-------- Dataset records

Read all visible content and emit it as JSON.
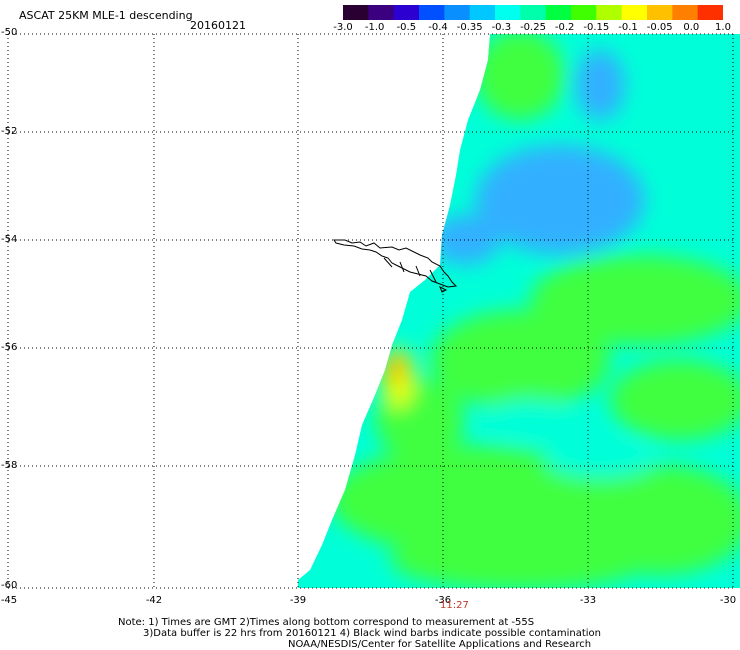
{
  "header": {
    "title": "ASCAT 25KM MLE-1 descending",
    "date": "20160121"
  },
  "colorbar": {
    "colors": [
      "#2a0033",
      "#3a0080",
      "#2b00d0",
      "#0050ff",
      "#0a8fff",
      "#00c8ff",
      "#00ffee",
      "#00ffaa",
      "#00ff40",
      "#40ff00",
      "#b0ff00",
      "#ffff00",
      "#ffc000",
      "#ff8000",
      "#ff3000"
    ],
    "tick_labels": [
      "-3.0",
      "-1.0",
      "-0.5",
      "-0.4",
      "-0.35",
      "-0.3",
      "-0.25",
      "-0.2",
      "-0.15",
      "-0.1",
      "-0.05",
      "0.0",
      "1.0"
    ]
  },
  "axes": {
    "lon_labels": [
      "-45",
      "-42",
      "-39",
      "-36",
      "-33",
      "-30"
    ],
    "lat_labels": [
      "-50",
      "-52",
      "-54",
      "-56",
      "-58",
      "-60"
    ]
  },
  "pass_time": "11:27",
  "notes": [
    "Note: 1) Times are GMT 2)Times along bottom correspond to measurement at -55S",
    "3)Data buffer is 22 hrs from 20160121 4) Black wind barbs indicate possible contamination",
    "NOAA/NESDIS/Center for Satellite Applications and Research"
  ],
  "field_colors": {
    "cyan": "#00ffd8",
    "green": "#40ff40",
    "green_dark": "#10ee30",
    "blue": "#30b0ff",
    "blue_deep": "#1a6cff",
    "yellow": "#eaff00",
    "orange": "#ff9a00"
  }
}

----------------

Description of the task -> Please transcribe the material above exactly as written. Leave the pictures out.

Task output ->
Read all visible content and emit it as JSON.
{
  "header": {
    "title": "ASCAT 25KM MLE-1 descending",
    "date": "20160121"
  },
  "colorbar": {
    "colors": [
      "#2a0033",
      "#3a0080",
      "#2b00d0",
      "#0050ff",
      "#0a8fff",
      "#00c8ff",
      "#00ffee",
      "#00ffaa",
      "#00ff40",
      "#40ff00",
      "#b0ff00",
      "#ffff00",
      "#ffc000",
      "#ff8000",
      "#ff3000"
    ],
    "tick_labels": [
      "-3.0",
      "-1.0",
      "-0.5",
      "-0.4",
      "-0.35",
      "-0.3",
      "-0.25",
      "-0.2",
      "-0.15",
      "-0.1",
      "-0.05",
      "0.0",
      "1.0"
    ]
  },
  "axes": {
    "lon_labels": [
      "-45",
      "-42",
      "-39",
      "-36",
      "-33",
      "-30"
    ],
    "lat_labels": [
      "-50",
      "-52",
      "-54",
      "-56",
      "-58",
      "-60"
    ]
  },
  "pass_time": "11:27",
  "notes": [
    "Note: 1) Times are GMT 2)Times along bottom correspond to measurement at -55S",
    "3)Data buffer is 22 hrs from 20160121 4) Black wind barbs indicate possible contamination",
    "NOAA/NESDIS/Center for Satellite Applications and Research"
  ],
  "field_colors": {
    "cyan": "#00ffd8",
    "green": "#40ff40",
    "green_dark": "#10ee30",
    "blue": "#30b0ff",
    "blue_deep": "#1a6cff",
    "yellow": "#eaff00",
    "orange": "#ff9a00"
  }
}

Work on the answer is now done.